* _JOB_: Return every line of the data below that includes the string "median".

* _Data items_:
⁂

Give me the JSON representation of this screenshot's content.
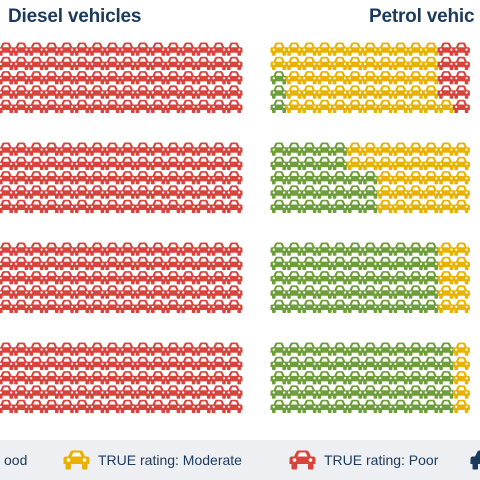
{
  "header": {
    "diesel_title": "Diesel vehicles",
    "petrol_title": "Petrol vehic"
  },
  "colors": {
    "good": "#6e9e3a",
    "moderate": "#eab200",
    "poor": "#d8433c"
  },
  "legend": {
    "items": [
      {
        "label": "ood",
        "rating": "good"
      },
      {
        "label": "TRUE rating: Moderate",
        "rating": "moderate"
      },
      {
        "label": "TRUE rating: Poor",
        "rating": "poor"
      }
    ]
  },
  "chart_data": {
    "type": "waffle",
    "icon": "car-icon",
    "rows_per_group": 5,
    "categories": [
      "Good",
      "Moderate",
      "Poor"
    ],
    "panels": [
      {
        "name": "Diesel vehicles",
        "groups": [
          {
            "rows": [
              {
                "good": 0,
                "moderate": 0,
                "poor": 16
              },
              {
                "good": 0,
                "moderate": 0,
                "poor": 16
              },
              {
                "good": 0,
                "moderate": 0,
                "poor": 16
              },
              {
                "good": 0,
                "moderate": 0,
                "poor": 16
              },
              {
                "good": 0,
                "moderate": 0,
                "poor": 16
              }
            ]
          },
          {
            "rows": [
              {
                "good": 0,
                "moderate": 0,
                "poor": 16
              },
              {
                "good": 0,
                "moderate": 0,
                "poor": 16
              },
              {
                "good": 0,
                "moderate": 0,
                "poor": 16
              },
              {
                "good": 0,
                "moderate": 0,
                "poor": 16
              },
              {
                "good": 0,
                "moderate": 0,
                "poor": 16
              }
            ]
          },
          {
            "rows": [
              {
                "good": 0,
                "moderate": 0,
                "poor": 16
              },
              {
                "good": 0,
                "moderate": 0,
                "poor": 16
              },
              {
                "good": 0,
                "moderate": 0,
                "poor": 16
              },
              {
                "good": 0,
                "moderate": 0,
                "poor": 16
              },
              {
                "good": 0,
                "moderate": 0,
                "poor": 16
              }
            ]
          },
          {
            "rows": [
              {
                "good": 0,
                "moderate": 0,
                "poor": 16
              },
              {
                "good": 0,
                "moderate": 0,
                "poor": 16
              },
              {
                "good": 0,
                "moderate": 0,
                "poor": 16
              },
              {
                "good": 0,
                "moderate": 0,
                "poor": 16
              },
              {
                "good": 0,
                "moderate": 0,
                "poor": 16
              }
            ]
          }
        ]
      },
      {
        "name": "Petrol vehic",
        "groups": [
          {
            "rows": [
              {
                "good": 0,
                "moderate": 11,
                "poor": 2
              },
              {
                "good": 0,
                "moderate": 11,
                "poor": 2
              },
              {
                "good": 1,
                "moderate": 10,
                "poor": 2
              },
              {
                "good": 1,
                "moderate": 10,
                "poor": 2
              },
              {
                "good": 1,
                "moderate": 11,
                "poor": 1
              }
            ]
          },
          {
            "rows": [
              {
                "good": 5,
                "moderate": 8,
                "poor": 0
              },
              {
                "good": 5,
                "moderate": 8,
                "poor": 0
              },
              {
                "good": 7,
                "moderate": 6,
                "poor": 0
              },
              {
                "good": 7,
                "moderate": 6,
                "poor": 0
              },
              {
                "good": 7,
                "moderate": 6,
                "poor": 0
              }
            ]
          },
          {
            "rows": [
              {
                "good": 11,
                "moderate": 2,
                "poor": 0
              },
              {
                "good": 11,
                "moderate": 2,
                "poor": 0
              },
              {
                "good": 11,
                "moderate": 2,
                "poor": 0
              },
              {
                "good": 11,
                "moderate": 2,
                "poor": 0
              },
              {
                "good": 11,
                "moderate": 2,
                "poor": 0
              }
            ]
          },
          {
            "rows": [
              {
                "good": 12,
                "moderate": 1,
                "poor": 0
              },
              {
                "good": 12,
                "moderate": 1,
                "poor": 0
              },
              {
                "good": 12,
                "moderate": 1,
                "poor": 0
              },
              {
                "good": 12,
                "moderate": 1,
                "poor": 0
              },
              {
                "good": 12,
                "moderate": 1,
                "poor": 0
              }
            ]
          }
        ]
      }
    ]
  }
}
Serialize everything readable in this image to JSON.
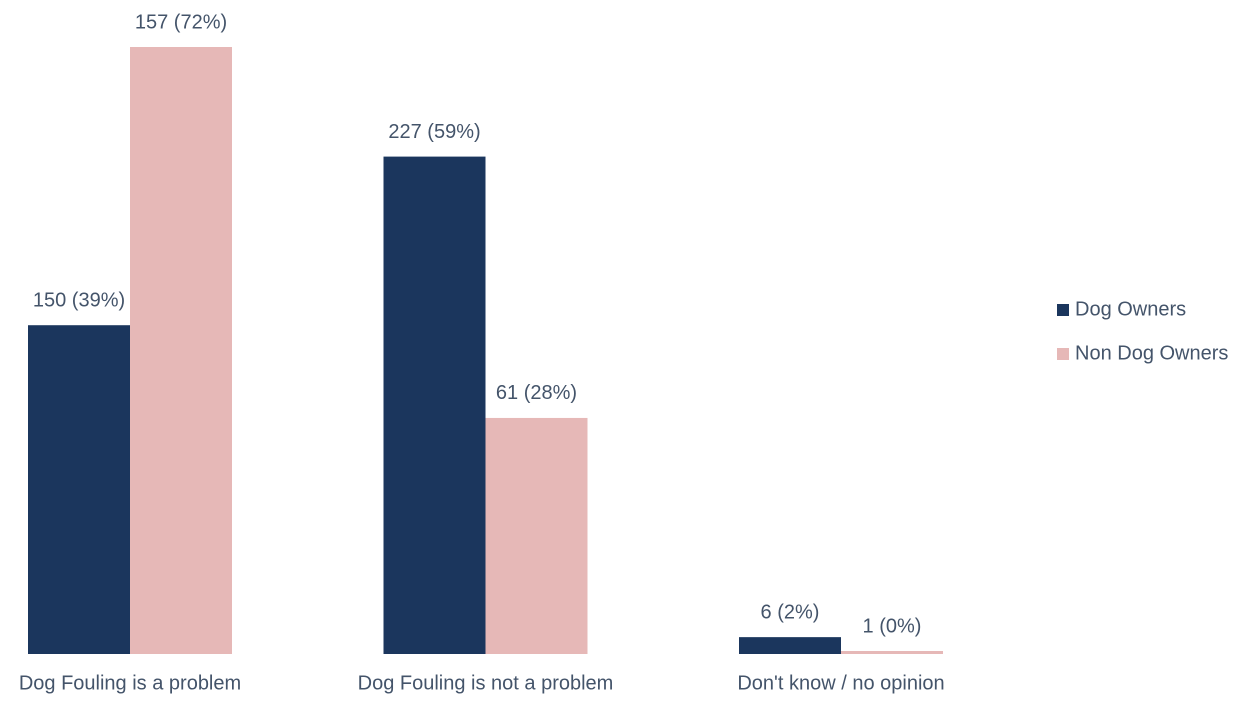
{
  "chart_data": {
    "type": "bar",
    "categories": [
      "Dog Fouling is a problem",
      "Dog Fouling is not a problem",
      "Don't know / no opinion"
    ],
    "series": [
      {
        "name": "Dog Owners",
        "color": "#1b365d",
        "values": [
          39,
          59,
          2
        ],
        "value_labels": [
          "150 (39%)",
          "227 (59%)",
          "6 (2%)"
        ]
      },
      {
        "name": "Non Dog Owners",
        "color": "#e6b8b7",
        "values": [
          72,
          28,
          0
        ],
        "value_labels": [
          "157 (72%)",
          "61 (28%)",
          "1 (0%)"
        ]
      }
    ],
    "legend": "right"
  }
}
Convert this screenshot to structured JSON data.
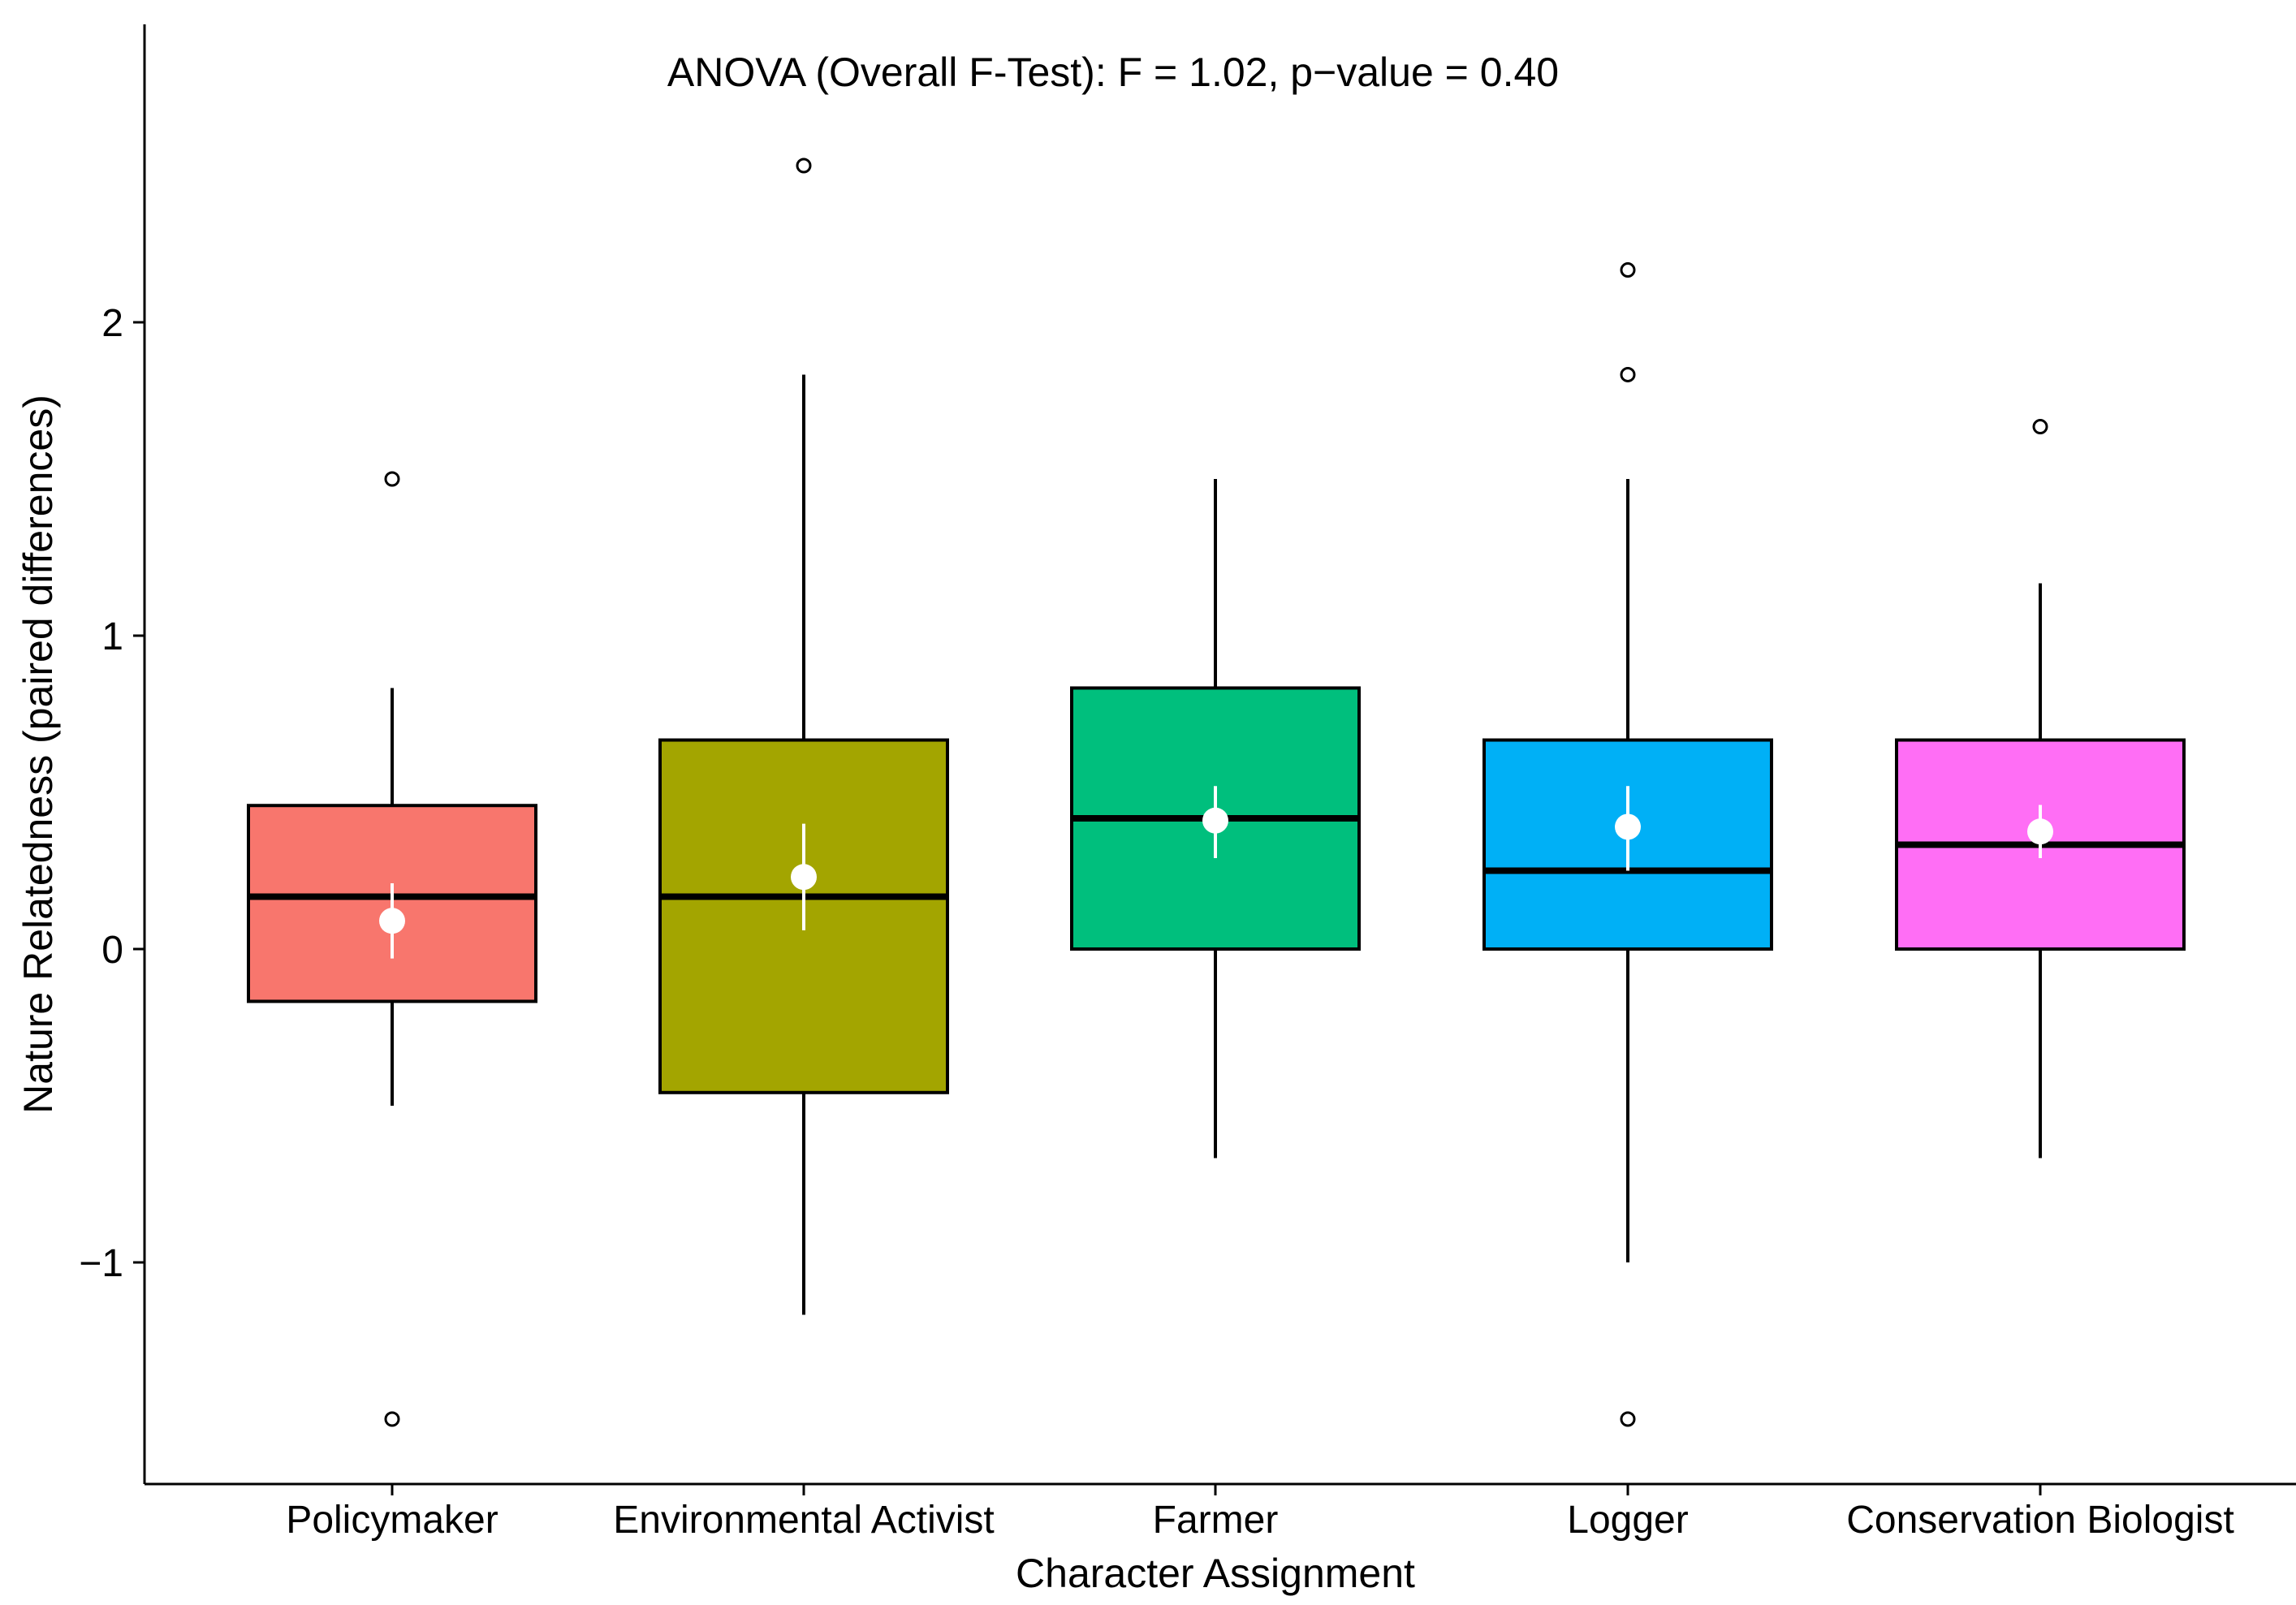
{
  "chart_data": {
    "type": "box",
    "title": "ANOVA (Overall F-Test): F = 1.02, p−value = 0.40",
    "xlabel": "Character Assignment",
    "ylabel": "Nature Relatedness (paired differences)",
    "ylim": [
      -1.7,
      2.85
    ],
    "yticks": [
      -1,
      0,
      1,
      2
    ],
    "ytick_labels": [
      "−1",
      "0",
      "1",
      "2"
    ],
    "grid": false,
    "legend": "none",
    "categories": [
      "Policymaker",
      "Environmental Activist",
      "Farmer",
      "Logger",
      "Conservation Biologist"
    ],
    "boxes": [
      {
        "name": "Policymaker",
        "color": "#F8766D",
        "whisker_low": -0.5,
        "q1": -0.167,
        "median": 0.167,
        "q3": 0.458,
        "whisker_high": 0.833,
        "mean": 0.09,
        "mean_ci": [
          -0.03,
          0.21
        ],
        "outliers": [
          1.5,
          -1.5
        ]
      },
      {
        "name": "Environmental Activist",
        "color": "#A3A500",
        "whisker_low": -1.167,
        "q1": -0.458,
        "median": 0.167,
        "q3": 0.667,
        "whisker_high": 1.833,
        "mean": 0.23,
        "mean_ci": [
          0.06,
          0.4
        ],
        "outliers": [
          2.5
        ]
      },
      {
        "name": "Farmer",
        "color": "#00BF7D",
        "whisker_low": -0.667,
        "q1": 0.0,
        "median": 0.417,
        "q3": 0.833,
        "whisker_high": 1.5,
        "mean": 0.41,
        "mean_ci": [
          0.29,
          0.52
        ],
        "outliers": []
      },
      {
        "name": "Logger",
        "color": "#00B0F6",
        "whisker_low": -1.0,
        "q1": 0.0,
        "median": 0.25,
        "q3": 0.667,
        "whisker_high": 1.5,
        "mean": 0.39,
        "mean_ci": [
          0.25,
          0.52
        ],
        "outliers": [
          2.167,
          1.833,
          -1.5
        ]
      },
      {
        "name": "Conservation Biologist",
        "color": "#FF6EF5",
        "whisker_low": -0.667,
        "q1": 0.0,
        "median": 0.333,
        "q3": 0.667,
        "whisker_high": 1.167,
        "mean": 0.375,
        "mean_ci": [
          0.29,
          0.46
        ],
        "outliers": [
          1.667
        ]
      }
    ]
  }
}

⁂

* _WRITTEN SOLUTION_:
        "median": 0.167,
        "median": 0.167,
        "median": 0.417,
        "median": 0.25,
        "median": 0.333,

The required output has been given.